**WHAT IS BEING ASKED**
Every line below must be reproduced exactly. Copy them all.

--- Start SUPPLIED MATERIAL ---

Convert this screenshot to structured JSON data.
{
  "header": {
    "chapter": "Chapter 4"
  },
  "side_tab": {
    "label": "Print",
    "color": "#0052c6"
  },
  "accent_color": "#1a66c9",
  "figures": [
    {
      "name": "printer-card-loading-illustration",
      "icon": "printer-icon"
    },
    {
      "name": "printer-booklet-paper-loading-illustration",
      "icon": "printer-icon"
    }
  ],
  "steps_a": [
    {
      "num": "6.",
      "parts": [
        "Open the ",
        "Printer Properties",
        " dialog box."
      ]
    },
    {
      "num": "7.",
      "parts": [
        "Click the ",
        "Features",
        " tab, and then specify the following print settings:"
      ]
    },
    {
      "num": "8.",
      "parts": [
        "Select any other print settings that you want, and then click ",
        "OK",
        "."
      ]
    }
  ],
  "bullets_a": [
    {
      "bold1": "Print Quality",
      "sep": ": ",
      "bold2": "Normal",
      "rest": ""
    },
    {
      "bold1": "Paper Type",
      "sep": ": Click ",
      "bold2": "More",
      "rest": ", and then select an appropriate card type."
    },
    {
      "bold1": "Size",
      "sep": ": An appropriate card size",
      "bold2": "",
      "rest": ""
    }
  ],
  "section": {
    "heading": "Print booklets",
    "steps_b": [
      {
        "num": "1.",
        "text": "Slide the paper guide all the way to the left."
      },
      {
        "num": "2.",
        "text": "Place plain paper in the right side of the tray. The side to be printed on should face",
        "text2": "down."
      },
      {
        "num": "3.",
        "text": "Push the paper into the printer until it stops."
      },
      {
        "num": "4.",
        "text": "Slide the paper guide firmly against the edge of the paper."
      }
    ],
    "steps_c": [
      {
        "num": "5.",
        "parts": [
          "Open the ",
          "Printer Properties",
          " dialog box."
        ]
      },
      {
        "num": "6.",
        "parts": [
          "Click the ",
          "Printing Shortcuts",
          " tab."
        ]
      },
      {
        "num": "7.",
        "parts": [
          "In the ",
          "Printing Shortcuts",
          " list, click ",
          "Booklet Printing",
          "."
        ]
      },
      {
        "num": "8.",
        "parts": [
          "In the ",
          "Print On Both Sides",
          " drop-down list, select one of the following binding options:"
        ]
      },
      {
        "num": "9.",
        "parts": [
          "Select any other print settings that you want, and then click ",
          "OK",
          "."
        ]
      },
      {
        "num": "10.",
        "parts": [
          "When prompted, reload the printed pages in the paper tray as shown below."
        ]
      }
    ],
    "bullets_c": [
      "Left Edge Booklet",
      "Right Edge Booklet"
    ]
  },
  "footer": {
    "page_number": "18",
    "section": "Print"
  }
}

--- End SUPPLIED MATERIAL ---

**THE REPLY**
Convert this screenshot to structured JSON data.
{
  "header": {
    "chapter": "Chapter 4"
  },
  "side_tab": {
    "label": "Print",
    "color": "#0052c6"
  },
  "accent_color": "#1a66c9",
  "figures": [
    {
      "name": "printer-card-loading-illustration",
      "icon": "printer-icon"
    },
    {
      "name": "printer-booklet-paper-loading-illustration",
      "icon": "printer-icon"
    }
  ],
  "steps_a": [
    {
      "num": "6.",
      "parts": [
        "Open the ",
        "Printer Properties",
        " dialog box."
      ]
    },
    {
      "num": "7.",
      "parts": [
        "Click the ",
        "Features",
        " tab, and then specify the following print settings:"
      ]
    },
    {
      "num": "8.",
      "parts": [
        "Select any other print settings that you want, and then click ",
        "OK",
        "."
      ]
    }
  ],
  "bullets_a": [
    {
      "bold1": "Print Quality",
      "sep": ": ",
      "bold2": "Normal",
      "rest": ""
    },
    {
      "bold1": "Paper Type",
      "sep": ": Click ",
      "bold2": "More",
      "rest": ", and then select an appropriate card type."
    },
    {
      "bold1": "Size",
      "sep": ": An appropriate card size",
      "bold2": "",
      "rest": ""
    }
  ],
  "section": {
    "heading": "Print booklets",
    "steps_b": [
      {
        "num": "1.",
        "text": "Slide the paper guide all the way to the left."
      },
      {
        "num": "2.",
        "text": "Place plain paper in the right side of the tray. The side to be printed on should face",
        "text2": "down."
      },
      {
        "num": "3.",
        "text": "Push the paper into the printer until it stops."
      },
      {
        "num": "4.",
        "text": "Slide the paper guide firmly against the edge of the paper."
      }
    ],
    "steps_c": [
      {
        "num": "5.",
        "parts": [
          "Open the ",
          "Printer Properties",
          " dialog box."
        ]
      },
      {
        "num": "6.",
        "parts": [
          "Click the ",
          "Printing Shortcuts",
          " tab."
        ]
      },
      {
        "num": "7.",
        "parts": [
          "In the ",
          "Printing Shortcuts",
          " list, click ",
          "Booklet Printing",
          "."
        ]
      },
      {
        "num": "8.",
        "parts": [
          "In the ",
          "Print On Both Sides",
          " drop-down list, select one of the following binding options:"
        ]
      },
      {
        "num": "9.",
        "parts": [
          "Select any other print settings that you want, and then click ",
          "OK",
          "."
        ]
      },
      {
        "num": "10.",
        "parts": [
          "When prompted, reload the printed pages in the paper tray as shown below."
        ]
      }
    ],
    "bullets_c": [
      "Left Edge Booklet",
      "Right Edge Booklet"
    ]
  },
  "footer": {
    "page_number": "18",
    "section": "Print"
  }
}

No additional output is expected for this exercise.